• [Work instructions]:
Return the lines below that carry the word "Coho".
--
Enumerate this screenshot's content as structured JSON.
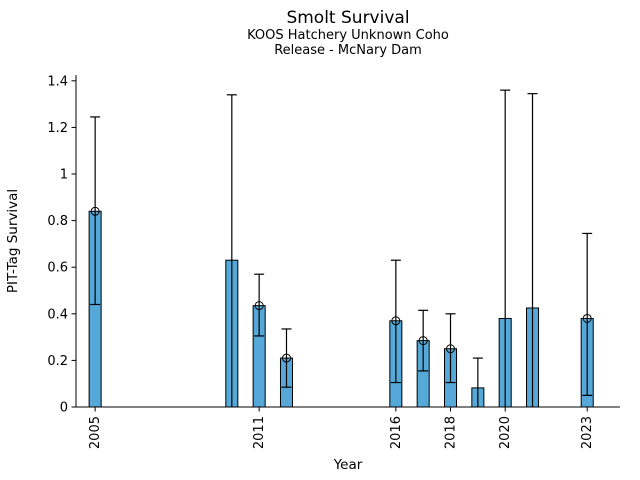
{
  "header": {
    "title": "Smolt Survival",
    "subtitle1": "KOOS Hatchery Unknown Coho",
    "subtitle2": "Release - McNary Dam"
  },
  "chart_data": {
    "type": "bar",
    "title": "Smolt Survival",
    "subtitle": "KOOS Hatchery Unknown Coho\nRelease - McNary Dam",
    "xlabel": "Year",
    "ylabel": "PIT-Tag Survival",
    "xlim": [
      2004.3,
      2024.2
    ],
    "ylim": [
      0,
      1.425
    ],
    "grid": false,
    "legend": "none",
    "bar_width_years": 0.44,
    "colors": {
      "bar_fill": "#56A8D8",
      "bar_edge": "#000000",
      "error_bar": "#000000",
      "axis": "#000000"
    },
    "yticks": {
      "values": [
        0,
        0.2,
        0.4,
        0.6,
        0.8,
        1.0,
        1.2,
        1.4
      ],
      "labels": [
        "0",
        "0.2",
        "0.4",
        "0.6",
        "0.8",
        "1",
        "1.2",
        "1.4"
      ]
    },
    "xticks": {
      "values": [
        2005,
        2011,
        2016,
        2018,
        2020,
        2023
      ],
      "labels": [
        "2005",
        "2011",
        "2016",
        "2018",
        "2020",
        "2023"
      ],
      "rotation": 90
    },
    "points": [
      {
        "year": 2005,
        "value": 0.84,
        "ci_low": 0.44,
        "ci_high": 1.245,
        "marker": true
      },
      {
        "year": 2010,
        "value": 0.63,
        "ci_low": 0.0,
        "ci_high": 1.34,
        "marker": false
      },
      {
        "year": 2011,
        "value": 0.435,
        "ci_low": 0.305,
        "ci_high": 0.57,
        "marker": true
      },
      {
        "year": 2012,
        "value": 0.21,
        "ci_low": 0.085,
        "ci_high": 0.335,
        "marker": true
      },
      {
        "year": 2016,
        "value": 0.37,
        "ci_low": 0.105,
        "ci_high": 0.63,
        "marker": true
      },
      {
        "year": 2017,
        "value": 0.285,
        "ci_low": 0.155,
        "ci_high": 0.415,
        "marker": true
      },
      {
        "year": 2018,
        "value": 0.25,
        "ci_low": 0.105,
        "ci_high": 0.4,
        "marker": true
      },
      {
        "year": 2019,
        "value": 0.082,
        "ci_low": 0.0,
        "ci_high": 0.21,
        "marker": false
      },
      {
        "year": 2020,
        "value": 0.38,
        "ci_low": 0.0,
        "ci_high": 1.36,
        "marker": false
      },
      {
        "year": 2021,
        "value": 0.425,
        "ci_low": 0.0,
        "ci_high": 1.345,
        "marker": false
      },
      {
        "year": 2023,
        "value": 0.38,
        "ci_low": 0.05,
        "ci_high": 0.745,
        "marker": true
      }
    ]
  }
}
--
• [Output below]:
    "subtitle1": "KOOS Hatchery Unknown Coho",
    "subtitle": "KOOS Hatchery Unknown Coho\nRelease - McNary Dam",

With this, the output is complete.